> [Given exercise]: Write every record out again exactly as given.

> [Data entries]:
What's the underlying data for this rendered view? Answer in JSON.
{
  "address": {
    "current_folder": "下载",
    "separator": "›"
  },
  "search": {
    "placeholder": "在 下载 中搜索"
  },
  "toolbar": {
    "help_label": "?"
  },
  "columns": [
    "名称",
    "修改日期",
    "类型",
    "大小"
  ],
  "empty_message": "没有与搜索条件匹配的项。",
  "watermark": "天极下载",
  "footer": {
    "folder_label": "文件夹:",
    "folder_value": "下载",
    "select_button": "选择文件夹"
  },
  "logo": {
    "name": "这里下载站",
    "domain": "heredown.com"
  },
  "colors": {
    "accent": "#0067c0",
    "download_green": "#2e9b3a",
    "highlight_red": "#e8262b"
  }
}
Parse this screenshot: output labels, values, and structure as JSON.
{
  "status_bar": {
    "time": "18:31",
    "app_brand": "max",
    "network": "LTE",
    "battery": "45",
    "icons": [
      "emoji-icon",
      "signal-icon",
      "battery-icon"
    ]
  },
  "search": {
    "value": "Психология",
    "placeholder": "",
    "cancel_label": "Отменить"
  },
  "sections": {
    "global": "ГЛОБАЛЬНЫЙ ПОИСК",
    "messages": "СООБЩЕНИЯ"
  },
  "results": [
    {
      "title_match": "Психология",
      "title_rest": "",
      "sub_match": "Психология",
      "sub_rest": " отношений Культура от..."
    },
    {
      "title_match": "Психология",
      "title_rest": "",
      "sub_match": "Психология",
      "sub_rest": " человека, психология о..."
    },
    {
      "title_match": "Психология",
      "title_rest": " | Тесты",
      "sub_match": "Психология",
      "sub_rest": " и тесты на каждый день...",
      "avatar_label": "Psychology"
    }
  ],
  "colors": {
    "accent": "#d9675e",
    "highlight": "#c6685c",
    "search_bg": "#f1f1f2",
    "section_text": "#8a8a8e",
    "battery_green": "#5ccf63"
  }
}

> [Task output]:
What's the underlying data for this rendered view? Answer in JSON.
{
  "address": {
    "current_folder": "下载",
    "separator": "›"
  },
  "search": {
    "placeholder": "在 下载 中搜索"
  },
  "toolbar": {
    "help_label": "?"
  },
  "columns": [
    "名称",
    "修改日期",
    "类型",
    "大小"
  ],
  "empty_message": "没有与搜索条件匹配的项。",
  "watermark": "天极下载",
  "footer": {
    "folder_label": "文件夹:",
    "folder_value": "下载",
    "select_button": "选择文件夹"
  },
  "logo": {
    "name": "这里下载站",
    "domain": "heredown.com"
  },
  "colors": {
    "accent": "#0067c0",
    "download_green": "#2e9b3a",
    "highlight_red": "#e8262b"
  }
}
Parse this screenshot: output labels, values, and structure as JSON.
{
  "status_bar": {
    "time": "18:31",
    "app_brand": "max",
    "network": "LTE",
    "battery": "45",
    "icons": [
      "emoji-icon",
      "signal-icon",
      "battery-icon"
    ]
  },
  "search": {
    "value": "Психология",
    "placeholder": "",
    "cancel_label": "Отменить"
  },
  "sections": {
    "global": "ГЛОБАЛЬНЫЙ ПОИСК",
    "messages": "СООБЩЕНИЯ"
  },
  "results": [
    {
      "title_match": "Психология",
      "title_rest": "",
      "sub_match": "Психология",
      "sub_rest": " отношений Культура от..."
    },
    {
      "title_match": "Психология",
      "title_rest": "",
      "sub_match": "Психология",
      "sub_rest": " человека, психология о..."
    },
    {
      "title_match": "Психология",
      "title_rest": " | Тесты",
      "sub_match": "Психология",
      "sub_rest": " и тесты на каждый день...",
      "avatar_label": "Psychology"
    }
  ],
  "colors": {
    "accent": "#d9675e",
    "highlight": "#c6685c",
    "search_bg": "#f1f1f2",
    "section_text": "#8a8a8e",
    "battery_green": "#5ccf63"
  }
}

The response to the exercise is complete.